**Stated problem:**
Only the lines from the one containing "Transcribe the text in this document." through the end of the entries should be repeated, exactly as they appear, first and last included.

**Data records:**

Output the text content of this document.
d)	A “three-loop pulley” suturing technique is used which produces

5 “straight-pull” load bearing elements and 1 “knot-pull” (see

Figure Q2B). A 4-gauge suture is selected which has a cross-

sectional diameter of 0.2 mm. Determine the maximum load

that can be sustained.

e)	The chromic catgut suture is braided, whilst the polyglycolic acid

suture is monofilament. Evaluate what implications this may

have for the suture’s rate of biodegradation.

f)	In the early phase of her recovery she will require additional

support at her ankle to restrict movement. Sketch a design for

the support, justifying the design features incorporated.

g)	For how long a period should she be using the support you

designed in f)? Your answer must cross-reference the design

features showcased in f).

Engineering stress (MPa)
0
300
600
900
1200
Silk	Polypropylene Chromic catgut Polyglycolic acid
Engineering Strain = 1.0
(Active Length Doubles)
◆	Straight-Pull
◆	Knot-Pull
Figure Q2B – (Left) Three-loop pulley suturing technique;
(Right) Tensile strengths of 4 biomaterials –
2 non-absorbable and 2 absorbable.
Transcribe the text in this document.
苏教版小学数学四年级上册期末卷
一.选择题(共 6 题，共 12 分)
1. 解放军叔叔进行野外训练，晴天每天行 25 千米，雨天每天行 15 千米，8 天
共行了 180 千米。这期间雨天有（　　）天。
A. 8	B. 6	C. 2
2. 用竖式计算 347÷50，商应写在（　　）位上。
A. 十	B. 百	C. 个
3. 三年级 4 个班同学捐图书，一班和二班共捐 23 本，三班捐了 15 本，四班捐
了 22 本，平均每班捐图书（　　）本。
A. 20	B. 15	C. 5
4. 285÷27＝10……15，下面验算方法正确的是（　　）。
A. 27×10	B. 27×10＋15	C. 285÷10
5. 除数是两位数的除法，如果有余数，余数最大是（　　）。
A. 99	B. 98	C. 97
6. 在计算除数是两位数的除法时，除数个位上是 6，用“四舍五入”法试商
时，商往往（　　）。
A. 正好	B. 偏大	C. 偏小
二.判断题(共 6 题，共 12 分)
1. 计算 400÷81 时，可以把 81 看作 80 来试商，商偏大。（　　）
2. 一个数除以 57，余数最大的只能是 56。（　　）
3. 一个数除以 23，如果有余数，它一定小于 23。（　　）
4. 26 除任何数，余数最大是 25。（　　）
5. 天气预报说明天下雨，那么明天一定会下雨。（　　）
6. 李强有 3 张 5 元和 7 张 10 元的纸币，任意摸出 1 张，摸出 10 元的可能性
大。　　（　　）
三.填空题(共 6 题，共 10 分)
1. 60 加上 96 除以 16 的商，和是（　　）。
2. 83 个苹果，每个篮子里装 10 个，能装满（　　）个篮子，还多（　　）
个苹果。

**Solution to this problem:**
Transcribe the text in this document.
苏教版小学数学四年级上册期末卷
一.选择题(共 6 题，共 12 分)
1. 解放军叔叔进行野外训练，晴天每天行 25 千米，雨天每天行 15 千米，8 天
共行了 180 千米。这期间雨天有（　　）天。
A. 8	B. 6	C. 2
2. 用竖式计算 347÷50，商应写在（　　）位上。
A. 十	B. 百	C. 个
3. 三年级 4 个班同学捐图书，一班和二班共捐 23 本，三班捐了 15 本，四班捐
了 22 本，平均每班捐图书（　　）本。
A. 20	B. 15	C. 5
4. 285÷27＝10……15，下面验算方法正确的是（　　）。
A. 27×10	B. 27×10＋15	C. 285÷10
5. 除数是两位数的除法，如果有余数，余数最大是（　　）。
A. 99	B. 98	C. 97
6. 在计算除数是两位数的除法时，除数个位上是 6，用“四舍五入”法试商
时，商往往（　　）。
A. 正好	B. 偏大	C. 偏小
二.判断题(共 6 题，共 12 分)
1. 计算 400÷81 时，可以把 81 看作 80 来试商，商偏大。（　　）
2. 一个数除以 57，余数最大的只能是 56。（　　）
3. 一个数除以 23，如果有余数，它一定小于 23。（　　）
4. 26 除任何数，余数最大是 25。（　　）
5. 天气预报说明天下雨，那么明天一定会下雨。（　　）
6. 李强有 3 张 5 元和 7 张 10 元的纸币，任意摸出 1 张，摸出 10 元的可能性
大。　　（　　）
三.填空题(共 6 题，共 10 分)
1. 60 加上 96 除以 16 的商，和是（　　）。
2. 83 个苹果，每个篮子里装 10 个，能装满（　　）个篮子，还多（　　）
个苹果。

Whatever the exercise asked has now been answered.